INPUT ROWS:
────────────────

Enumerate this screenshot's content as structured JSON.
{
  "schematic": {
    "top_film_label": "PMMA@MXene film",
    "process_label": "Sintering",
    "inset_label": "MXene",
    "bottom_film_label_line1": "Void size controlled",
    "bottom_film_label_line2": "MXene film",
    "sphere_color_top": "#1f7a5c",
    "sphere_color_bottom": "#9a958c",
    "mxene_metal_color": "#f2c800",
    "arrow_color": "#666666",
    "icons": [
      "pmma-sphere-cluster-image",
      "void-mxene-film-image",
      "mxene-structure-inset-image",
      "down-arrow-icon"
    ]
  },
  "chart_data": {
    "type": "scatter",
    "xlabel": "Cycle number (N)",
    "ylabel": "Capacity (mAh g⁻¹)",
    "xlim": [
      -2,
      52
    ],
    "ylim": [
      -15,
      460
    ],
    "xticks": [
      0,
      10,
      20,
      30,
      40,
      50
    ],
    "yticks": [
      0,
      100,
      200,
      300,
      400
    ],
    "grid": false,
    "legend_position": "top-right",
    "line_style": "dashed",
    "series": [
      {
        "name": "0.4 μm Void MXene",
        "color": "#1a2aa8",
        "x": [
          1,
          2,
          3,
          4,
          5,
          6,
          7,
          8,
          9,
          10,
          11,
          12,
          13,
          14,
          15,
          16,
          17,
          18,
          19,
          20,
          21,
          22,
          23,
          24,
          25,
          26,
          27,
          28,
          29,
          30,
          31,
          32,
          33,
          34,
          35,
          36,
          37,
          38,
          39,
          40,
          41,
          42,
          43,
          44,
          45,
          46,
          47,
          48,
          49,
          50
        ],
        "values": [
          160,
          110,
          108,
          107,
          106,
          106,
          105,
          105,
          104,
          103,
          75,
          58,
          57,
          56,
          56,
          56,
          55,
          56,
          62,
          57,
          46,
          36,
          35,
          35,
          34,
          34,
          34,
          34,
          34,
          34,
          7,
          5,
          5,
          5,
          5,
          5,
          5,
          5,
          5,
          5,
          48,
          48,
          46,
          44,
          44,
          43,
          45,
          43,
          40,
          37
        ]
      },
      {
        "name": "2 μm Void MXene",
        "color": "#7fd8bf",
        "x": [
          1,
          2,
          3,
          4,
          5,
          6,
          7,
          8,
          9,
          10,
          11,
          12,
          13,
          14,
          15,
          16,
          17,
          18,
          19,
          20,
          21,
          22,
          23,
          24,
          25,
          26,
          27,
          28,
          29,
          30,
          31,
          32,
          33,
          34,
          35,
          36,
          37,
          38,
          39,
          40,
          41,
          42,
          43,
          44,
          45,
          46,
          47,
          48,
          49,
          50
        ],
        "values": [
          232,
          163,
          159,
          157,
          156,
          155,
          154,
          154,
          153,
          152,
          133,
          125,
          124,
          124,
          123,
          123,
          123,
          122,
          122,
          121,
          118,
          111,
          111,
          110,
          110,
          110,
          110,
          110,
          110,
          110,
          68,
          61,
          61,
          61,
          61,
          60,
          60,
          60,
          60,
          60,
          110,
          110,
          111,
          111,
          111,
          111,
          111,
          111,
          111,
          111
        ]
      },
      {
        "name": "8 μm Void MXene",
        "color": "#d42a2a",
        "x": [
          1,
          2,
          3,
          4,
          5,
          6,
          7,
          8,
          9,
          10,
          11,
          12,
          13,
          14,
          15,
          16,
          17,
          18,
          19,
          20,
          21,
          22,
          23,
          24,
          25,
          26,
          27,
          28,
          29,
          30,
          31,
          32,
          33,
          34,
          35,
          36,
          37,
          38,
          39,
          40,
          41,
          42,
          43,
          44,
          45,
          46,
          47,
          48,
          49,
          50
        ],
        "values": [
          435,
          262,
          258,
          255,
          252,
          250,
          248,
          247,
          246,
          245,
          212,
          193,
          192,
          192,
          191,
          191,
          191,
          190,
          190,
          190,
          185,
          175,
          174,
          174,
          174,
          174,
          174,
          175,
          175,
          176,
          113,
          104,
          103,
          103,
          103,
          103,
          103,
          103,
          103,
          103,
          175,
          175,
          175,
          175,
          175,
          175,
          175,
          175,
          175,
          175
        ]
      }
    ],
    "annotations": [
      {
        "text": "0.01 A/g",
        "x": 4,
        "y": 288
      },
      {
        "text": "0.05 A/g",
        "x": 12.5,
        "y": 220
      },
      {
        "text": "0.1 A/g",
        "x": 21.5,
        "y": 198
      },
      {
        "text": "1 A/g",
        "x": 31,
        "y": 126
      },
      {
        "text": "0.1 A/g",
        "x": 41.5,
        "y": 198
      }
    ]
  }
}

────────────────

GIVEN TASK:
Tally the lines in these entries that have the string "image" in them, then answer with the count and nothing else.

ANSWER BELOW:
3